--- begin Rows ---

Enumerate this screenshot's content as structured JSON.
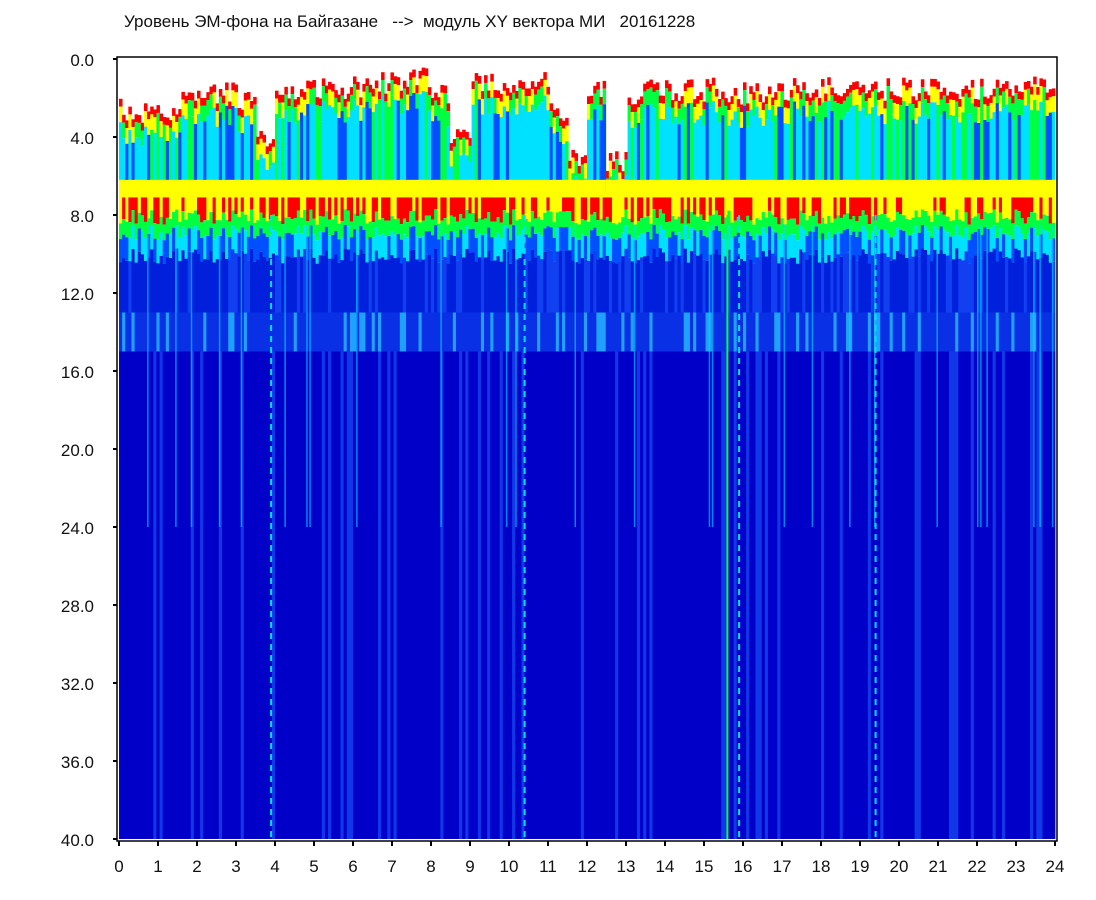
{
  "title": "Уровень ЭМ-фона на Байгазане   -->  модуль XY вектора МИ   20161228",
  "chart_data": {
    "type": "heatmap",
    "title": "Уровень ЭМ-фона на Байгазане   -->  модуль XY вектора МИ   20161228",
    "xlabel": "",
    "ylabel": "",
    "xlim": [
      0,
      24
    ],
    "ylim": [
      0,
      40
    ],
    "y_inverted": true,
    "x_ticks": [
      "0",
      "1",
      "2",
      "3",
      "4",
      "5",
      "6",
      "7",
      "8",
      "9",
      "10",
      "11",
      "12",
      "13",
      "14",
      "15",
      "16",
      "17",
      "18",
      "19",
      "20",
      "21",
      "22",
      "23",
      "24"
    ],
    "y_ticks": [
      "0.0",
      "4.0",
      "8.0",
      "12.0",
      "16.0",
      "20.0",
      "24.0",
      "28.0",
      "32.0",
      "36.0",
      "40.0"
    ],
    "colormap": [
      "#0000c8",
      "#0050ff",
      "#00e0ff",
      "#00ff40",
      "#ffff00",
      "#ff0000",
      "#ffffff"
    ],
    "upper_edge": {
      "x": [
        0,
        0.5,
        1,
        1.5,
        2,
        2.5,
        3,
        3.5,
        4,
        4.5,
        5,
        5.5,
        6,
        6.5,
        7,
        7.5,
        8,
        8.5,
        9,
        9.5,
        10,
        10.5,
        11,
        11.5,
        12,
        12.5,
        13,
        13.5,
        14,
        14.5,
        15,
        15.5,
        16,
        16.5,
        17,
        17.5,
        18,
        18.5,
        19,
        19.5,
        20,
        20.5,
        21,
        21.5,
        22,
        22.5,
        23,
        23.5,
        24
      ],
      "y": [
        2.4,
        2.5,
        2.3,
        2.0,
        1.3,
        1.5,
        2.0,
        4.0,
        1.5,
        1.3,
        1.2,
        1.3,
        1.2,
        1.0,
        1.0,
        0.8,
        1.5,
        3.5,
        1.0,
        1.0,
        1.2,
        1.0,
        2.5,
        5.0,
        1.3,
        5.0,
        1.5,
        1.3,
        1.4,
        1.4,
        1.3,
        1.6,
        1.5,
        1.4,
        1.3,
        1.3,
        1.2,
        1.2,
        1.2,
        1.3,
        1.3,
        1.3,
        1.4,
        1.4,
        1.3,
        1.4,
        1.2,
        1.3,
        1.3
      ]
    },
    "high_band": [
      6.5,
      8.5
    ],
    "secondary_band": [
      13.0,
      15.0
    ],
    "vertical_lines_x": [
      3.9,
      10.4,
      15.6,
      15.9,
      19.4
    ]
  }
}
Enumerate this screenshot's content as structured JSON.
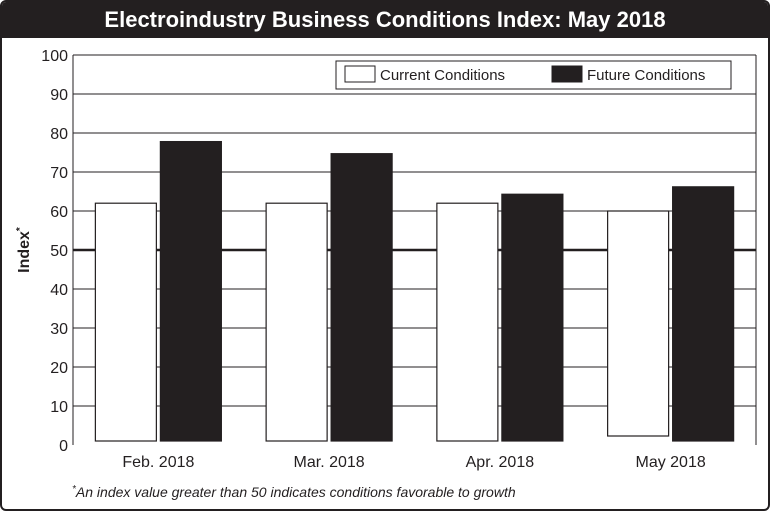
{
  "chart_data": {
    "type": "bar",
    "title": "Electroindustry Business Conditions Index: May 2018",
    "ylabel": "Index",
    "ylabel_marker": "*",
    "xlabel": "",
    "ylim": [
      0,
      100
    ],
    "yticks": [
      0,
      10,
      20,
      30,
      40,
      50,
      60,
      70,
      80,
      90,
      100
    ],
    "reference_line": 50,
    "categories": [
      "Feb. 2018",
      "Mar. 2018",
      "Apr. 2018",
      "May 2018"
    ],
    "series": [
      {
        "name": "Current Conditions",
        "color": "#ffffff",
        "values": [
          62,
          62,
          62,
          60
        ]
      },
      {
        "name": "Future Conditions",
        "color": "#231f20",
        "values": [
          77.8,
          74.7,
          64.3,
          66.2
        ]
      }
    ],
    "legend_position": "top-right",
    "footnote_marker": "*",
    "footnote": "An index value greater than 50 indicates conditions favorable to growth"
  },
  "colors": {
    "ink": "#231f20",
    "background": "#ffffff"
  }
}
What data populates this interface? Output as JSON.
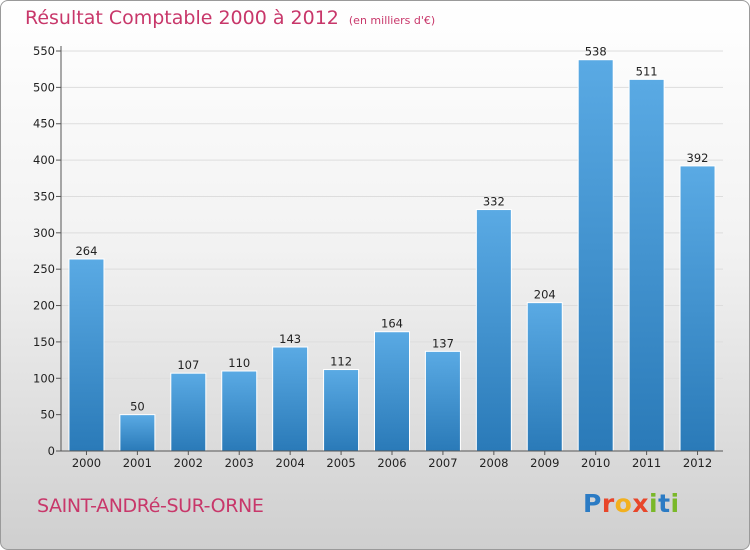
{
  "chart_data": {
    "type": "bar",
    "title": "Résultat Comptable 2000 à 2012",
    "subtitle": "(en milliers d'€)",
    "categories": [
      "2000",
      "2001",
      "2002",
      "2003",
      "2004",
      "2005",
      "2006",
      "2007",
      "2008",
      "2009",
      "2010",
      "2011",
      "2012"
    ],
    "values": [
      264,
      50,
      107,
      110,
      143,
      112,
      164,
      137,
      332,
      204,
      538,
      511,
      392
    ],
    "ylim": [
      0,
      550
    ],
    "yticks": [
      0,
      50,
      100,
      150,
      200,
      250,
      300,
      350,
      400,
      450,
      500,
      550
    ],
    "grid": true,
    "bar_color_top": "#5aaae4",
    "bar_color_bottom": "#2a7ab8"
  },
  "footer": {
    "commune": "SAINT-ANDRé-SUR-ORNE",
    "logo_letters": [
      "P",
      "r",
      "o",
      "x",
      "i",
      "t",
      "i"
    ],
    "logo_colors": [
      "#2b7bc4",
      "#e8462a",
      "#f2b01e",
      "#e8462a",
      "#7ab829",
      "#2b7bc4",
      "#7ab829"
    ]
  },
  "colors": {
    "title": "#c8376a",
    "grid": "#dddddd",
    "axis": "#555555"
  }
}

--- end Rows ---

The task
Gather from the entries above all lines that include the string "Уровень".

Reply
  "title": "Уровень ЭМ-фона на Байгазане   -->  модуль XY вектора МИ   20161228",
    "title": "Уровень ЭМ-фона на Байгазане   -->  модуль XY вектора МИ   20161228",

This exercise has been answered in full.